━━━ DATA FOR PROCESSING ━━━
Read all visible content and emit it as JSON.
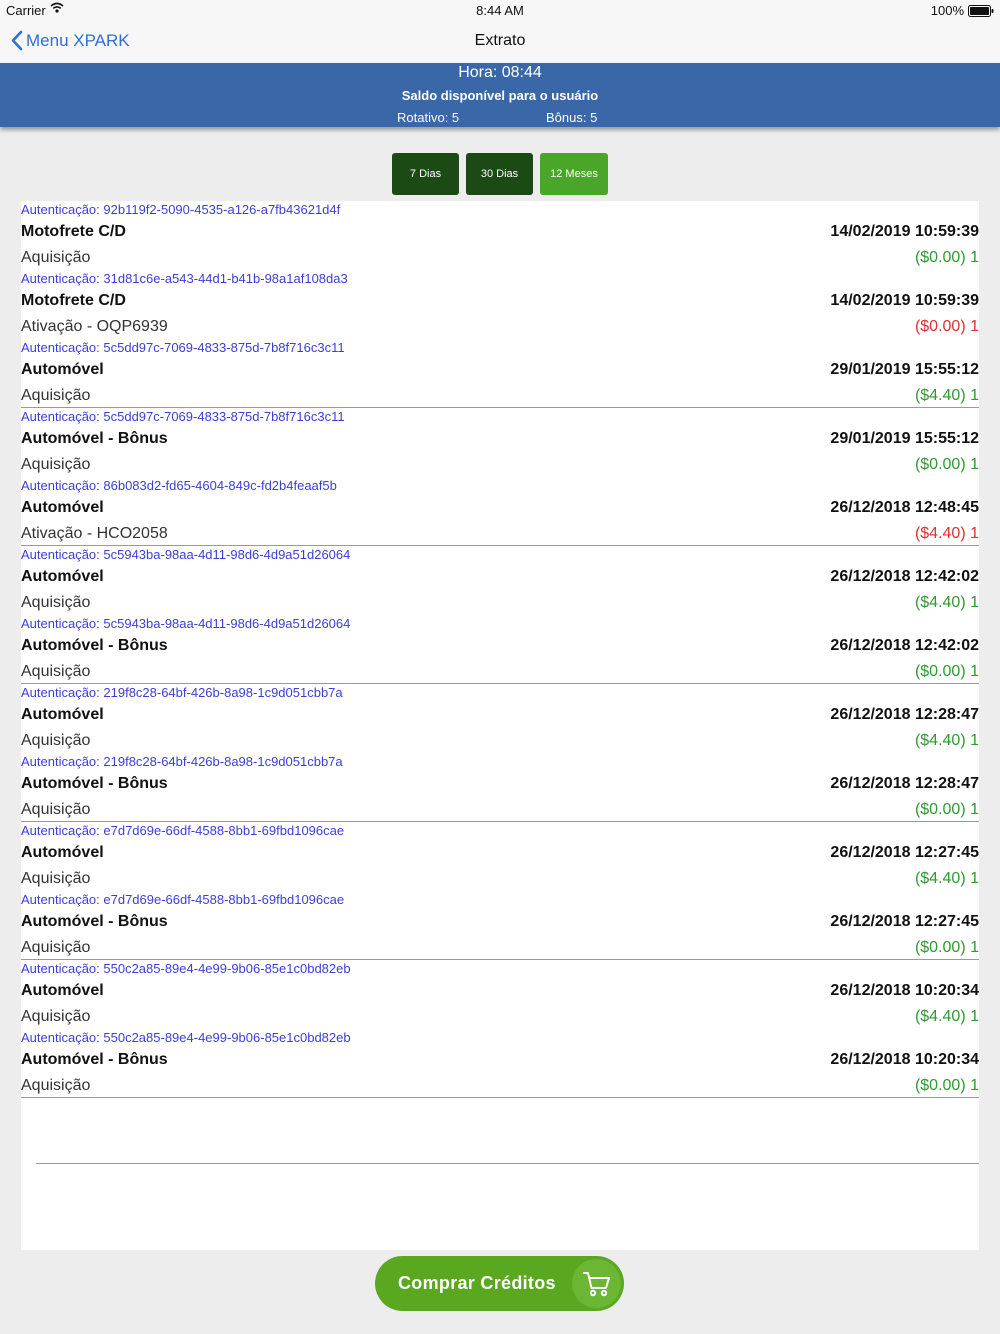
{
  "status": {
    "carrier": "Carrier",
    "time": "8:44 AM",
    "battery": "100%"
  },
  "nav": {
    "back_label": "Menu XPARK",
    "title": "Extrato"
  },
  "header": {
    "hora": "Hora: 08:44",
    "saldo_title": "Saldo disponível para o usuário",
    "rotativo": "Rotativo: 5",
    "bonus": "Bônus: 5"
  },
  "filters": [
    "7 Dias",
    "30 Dias",
    "12 Meses"
  ],
  "records": [
    {
      "auth": "Autenticação: 92b119f2-5090-4535-a126-a7fb43621d4f",
      "name": "Motofrete C/D",
      "datetime": "14/02/2019 10:59:39",
      "desc": "Aquisição",
      "amount": "($0.00) 1",
      "color": "#2f9a2f"
    },
    {
      "auth": "Autenticação: 31d81c6e-a543-44d1-b41b-98a1af108da3",
      "name": "Motofrete C/D",
      "datetime": "14/02/2019 10:59:39",
      "desc": "Ativação - OQP6939",
      "amount": "($0.00) 1",
      "color": "#e03030"
    },
    {
      "auth": "Autenticação: 5c5dd97c-7069-4833-875d-7b8f716c3c11",
      "name": "Automóvel",
      "datetime": "29/01/2019 15:55:12",
      "desc": "Aquisição",
      "amount": "($4.40) 1",
      "color": "#2f9a2f"
    },
    {
      "auth": "Autenticação: 5c5dd97c-7069-4833-875d-7b8f716c3c11",
      "name": "Automóvel - Bônus",
      "datetime": "29/01/2019 15:55:12",
      "desc": "Aquisição",
      "amount": "($0.00) 1",
      "color": "#2f9a2f"
    },
    {
      "auth": "Autenticação: 86b083d2-fd65-4604-849c-fd2b4feaaf5b",
      "name": "Automóvel",
      "datetime": "26/12/2018 12:48:45",
      "desc": "Ativação - HCO2058",
      "amount": "($4.40) 1",
      "color": "#e03030"
    },
    {
      "auth": "Autenticação: 5c5943ba-98aa-4d11-98d6-4d9a51d26064",
      "name": "Automóvel",
      "datetime": "26/12/2018 12:42:02",
      "desc": "Aquisição",
      "amount": "($4.40) 1",
      "color": "#2f9a2f"
    },
    {
      "auth": "Autenticação: 5c5943ba-98aa-4d11-98d6-4d9a51d26064",
      "name": "Automóvel - Bônus",
      "datetime": "26/12/2018 12:42:02",
      "desc": "Aquisição",
      "amount": "($0.00) 1",
      "color": "#2f9a2f"
    },
    {
      "auth": "Autenticação: 219f8c28-64bf-426b-8a98-1c9d051cbb7a",
      "name": "Automóvel",
      "datetime": "26/12/2018 12:28:47",
      "desc": "Aquisição",
      "amount": "($4.40) 1",
      "color": "#2f9a2f"
    },
    {
      "auth": "Autenticação: 219f8c28-64bf-426b-8a98-1c9d051cbb7a",
      "name": "Automóvel - Bônus",
      "datetime": "26/12/2018 12:28:47",
      "desc": "Aquisição",
      "amount": "($0.00) 1",
      "color": "#2f9a2f"
    },
    {
      "auth": "Autenticação: e7d7d69e-66df-4588-8bb1-69fbd1096cae",
      "name": "Automóvel",
      "datetime": "26/12/2018 12:27:45",
      "desc": "Aquisição",
      "amount": "($4.40) 1",
      "color": "#2f9a2f"
    },
    {
      "auth": "Autenticação: e7d7d69e-66df-4588-8bb1-69fbd1096cae",
      "name": "Automóvel - Bônus",
      "datetime": "26/12/2018 12:27:45",
      "desc": "Aquisição",
      "amount": "($0.00) 1",
      "color": "#2f9a2f"
    },
    {
      "auth": "Autenticação: 550c2a85-89e4-4e99-9b06-85e1c0bd82eb",
      "name": "Automóvel",
      "datetime": "26/12/2018 10:20:34",
      "desc": "Aquisição",
      "amount": "($4.40) 1",
      "color": "#2f9a2f"
    },
    {
      "auth": "Autenticação: 550c2a85-89e4-4e99-9b06-85e1c0bd82eb",
      "name": "Automóvel - Bônus",
      "datetime": "26/12/2018 10:20:34",
      "desc": "Aquisição",
      "amount": "($0.00) 1",
      "color": "#2f9a2f"
    }
  ],
  "buy_button": {
    "label": "Comprar Créditos",
    "icon": "cart-icon"
  }
}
━━━
§ **REQUIREMENT**: Sift through the entries and copy every line with "Ativação".

§ **COMPLETED EXERCISE**:
      "desc": "Ativação - OQP6939",
      "desc": "Ativação - HCO2058",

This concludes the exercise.